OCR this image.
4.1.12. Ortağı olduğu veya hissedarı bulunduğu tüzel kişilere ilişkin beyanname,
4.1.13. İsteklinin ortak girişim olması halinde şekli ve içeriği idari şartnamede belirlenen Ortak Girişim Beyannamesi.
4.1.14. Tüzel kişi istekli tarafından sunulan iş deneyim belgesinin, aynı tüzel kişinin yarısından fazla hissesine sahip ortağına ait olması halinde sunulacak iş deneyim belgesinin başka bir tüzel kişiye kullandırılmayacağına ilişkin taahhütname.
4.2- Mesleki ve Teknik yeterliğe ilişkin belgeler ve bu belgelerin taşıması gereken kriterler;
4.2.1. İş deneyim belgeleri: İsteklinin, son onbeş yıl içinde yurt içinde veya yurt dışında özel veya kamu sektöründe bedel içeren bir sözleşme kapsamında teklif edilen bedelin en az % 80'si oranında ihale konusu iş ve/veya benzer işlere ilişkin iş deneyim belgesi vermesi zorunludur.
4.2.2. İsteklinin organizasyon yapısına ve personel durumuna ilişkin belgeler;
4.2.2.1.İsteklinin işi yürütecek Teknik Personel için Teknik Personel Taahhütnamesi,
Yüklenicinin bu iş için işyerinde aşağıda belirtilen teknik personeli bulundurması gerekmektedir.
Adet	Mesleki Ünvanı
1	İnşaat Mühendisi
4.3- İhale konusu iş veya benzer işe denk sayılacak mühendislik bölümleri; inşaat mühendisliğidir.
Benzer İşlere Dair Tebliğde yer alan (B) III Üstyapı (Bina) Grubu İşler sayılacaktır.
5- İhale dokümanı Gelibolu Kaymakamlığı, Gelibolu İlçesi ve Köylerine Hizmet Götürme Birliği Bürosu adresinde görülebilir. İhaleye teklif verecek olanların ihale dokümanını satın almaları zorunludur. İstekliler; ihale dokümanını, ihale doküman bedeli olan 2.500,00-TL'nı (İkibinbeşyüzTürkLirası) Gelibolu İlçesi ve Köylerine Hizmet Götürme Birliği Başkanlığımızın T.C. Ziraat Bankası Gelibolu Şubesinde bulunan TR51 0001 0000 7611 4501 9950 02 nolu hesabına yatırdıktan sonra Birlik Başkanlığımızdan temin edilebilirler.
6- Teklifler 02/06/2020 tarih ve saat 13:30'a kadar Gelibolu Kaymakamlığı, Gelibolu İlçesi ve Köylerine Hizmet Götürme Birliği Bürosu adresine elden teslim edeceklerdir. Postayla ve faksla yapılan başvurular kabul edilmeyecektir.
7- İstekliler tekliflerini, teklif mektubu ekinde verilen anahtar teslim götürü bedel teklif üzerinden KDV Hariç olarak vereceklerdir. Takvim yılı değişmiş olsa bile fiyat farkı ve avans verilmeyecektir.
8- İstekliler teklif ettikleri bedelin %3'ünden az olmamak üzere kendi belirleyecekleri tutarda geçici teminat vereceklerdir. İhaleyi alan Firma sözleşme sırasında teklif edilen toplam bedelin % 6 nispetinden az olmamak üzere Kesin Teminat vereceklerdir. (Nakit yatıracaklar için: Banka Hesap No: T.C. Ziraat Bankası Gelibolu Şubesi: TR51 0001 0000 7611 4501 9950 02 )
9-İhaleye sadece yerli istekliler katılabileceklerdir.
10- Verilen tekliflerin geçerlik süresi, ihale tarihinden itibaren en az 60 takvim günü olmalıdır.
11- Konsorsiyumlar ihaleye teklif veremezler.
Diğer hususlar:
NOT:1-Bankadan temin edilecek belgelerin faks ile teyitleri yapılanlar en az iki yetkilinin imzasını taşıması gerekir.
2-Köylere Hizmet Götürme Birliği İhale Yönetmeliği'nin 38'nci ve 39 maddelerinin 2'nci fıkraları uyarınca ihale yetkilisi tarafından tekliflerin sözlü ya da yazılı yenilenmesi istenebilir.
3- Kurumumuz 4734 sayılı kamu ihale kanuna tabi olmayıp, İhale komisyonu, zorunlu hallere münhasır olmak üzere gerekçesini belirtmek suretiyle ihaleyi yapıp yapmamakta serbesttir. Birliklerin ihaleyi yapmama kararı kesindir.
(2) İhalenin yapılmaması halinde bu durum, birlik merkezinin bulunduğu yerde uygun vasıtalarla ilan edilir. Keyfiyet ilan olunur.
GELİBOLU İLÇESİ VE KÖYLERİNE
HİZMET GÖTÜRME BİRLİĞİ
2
━━━━━━━━━━━━━━━━
§ Requirement
Repeat the material above in full, quoting it exactly.

§ Result
OCR this image.
4.1.12. Ortağı olduğu veya hissedarı bulunduğu tüzel kişilere ilişkin beyanname,
4.1.13. İsteklinin ortak girişim olması halinde şekli ve içeriği idari şartnamede belirlenen Ortak Girişim Beyannamesi.
4.1.14. Tüzel kişi istekli tarafından sunulan iş deneyim belgesinin, aynı tüzel kişinin yarısından fazla hissesine sahip ortağına ait olması halinde sunulacak iş deneyim belgesinin başka bir tüzel kişiye kullandırılmayacağına ilişkin taahhütname.
4.2- Mesleki ve Teknik yeterliğe ilişkin belgeler ve bu belgelerin taşıması gereken kriterler;
4.2.1. İş deneyim belgeleri: İsteklinin, son onbeş yıl içinde yurt içinde veya yurt dışında özel veya kamu sektöründe bedel içeren bir sözleşme kapsamında teklif edilen bedelin en az % 80'si oranında ihale konusu iş ve/veya benzer işlere ilişkin iş deneyim belgesi vermesi zorunludur.
4.2.2. İsteklinin organizasyon yapısına ve personel durumuna ilişkin belgeler;
4.2.2.1.İsteklinin işi yürütecek Teknik Personel için Teknik Personel Taahhütnamesi,
Yüklenicinin bu iş için işyerinde aşağıda belirtilen teknik personeli bulundurması gerekmektedir.
Adet	Mesleki Ünvanı
1	İnşaat Mühendisi
4.3- İhale konusu iş veya benzer işe denk sayılacak mühendislik bölümleri; inşaat mühendisliğidir.
Benzer İşlere Dair Tebliğde yer alan (B) III Üstyapı (Bina) Grubu İşler sayılacaktır.
5- İhale dokümanı Gelibolu Kaymakamlığı, Gelibolu İlçesi ve Köylerine Hizmet Götürme Birliği Bürosu adresinde görülebilir. İhaleye teklif verecek olanların ihale dokümanını satın almaları zorunludur. İstekliler; ihale dokümanını, ihale doküman bedeli olan 2.500,00-TL'nı (İkibinbeşyüzTürkLirası) Gelibolu İlçesi ve Köylerine Hizmet Götürme Birliği Başkanlığımızın T.C. Ziraat Bankası Gelibolu Şubesinde bulunan TR51 0001 0000 7611 4501 9950 02 nolu hesabına yatırdıktan sonra Birlik Başkanlığımızdan temin edilebilirler.
6- Teklifler 02/06/2020 tarih ve saat 13:30'a kadar Gelibolu Kaymakamlığı, Gelibolu İlçesi ve Köylerine Hizmet Götürme Birliği Bürosu adresine elden teslim edeceklerdir. Postayla ve faksla yapılan başvurular kabul edilmeyecektir.
7- İstekliler tekliflerini, teklif mektubu ekinde verilen anahtar teslim götürü bedel teklif üzerinden KDV Hariç olarak vereceklerdir. Takvim yılı değişmiş olsa bile fiyat farkı ve avans verilmeyecektir.
8- İstekliler teklif ettikleri bedelin %3'ünden az olmamak üzere kendi belirleyecekleri tutarda geçici teminat vereceklerdir. İhaleyi alan Firma sözleşme sırasında teklif edilen toplam bedelin % 6 nispetinden az olmamak üzere Kesin Teminat vereceklerdir. (Nakit yatıracaklar için: Banka Hesap No: T.C. Ziraat Bankası Gelibolu Şubesi: TR51 0001 0000 7611 4501 9950 02 )
9-İhaleye sadece yerli istekliler katılabileceklerdir.
10- Verilen tekliflerin geçerlik süresi, ihale tarihinden itibaren en az 60 takvim günü olmalıdır.
11- Konsorsiyumlar ihaleye teklif veremezler.
Diğer hususlar:
NOT:1-Bankadan temin edilecek belgelerin faks ile teyitleri yapılanlar en az iki yetkilinin imzasını taşıması gerekir.
2-Köylere Hizmet Götürme Birliği İhale Yönetmeliği'nin 38'nci ve 39 maddelerinin 2'nci fıkraları uyarınca ihale yetkilisi tarafından tekliflerin sözlü ya da yazılı yenilenmesi istenebilir.
3- Kurumumuz 4734 sayılı kamu ihale kanuna tabi olmayıp, İhale komisyonu, zorunlu hallere münhasır olmak üzere gerekçesini belirtmek suretiyle ihaleyi yapıp yapmamakta serbesttir. Birliklerin ihaleyi yapmama kararı kesindir.
(2) İhalenin yapılmaması halinde bu durum, birlik merkezinin bulunduğu yerde uygun vasıtalarla ilan edilir. Keyfiyet ilan olunur.
GELİBOLU İLÇESİ VE KÖYLERİNE
HİZMET GÖTÜRME BİRLİĞİ
2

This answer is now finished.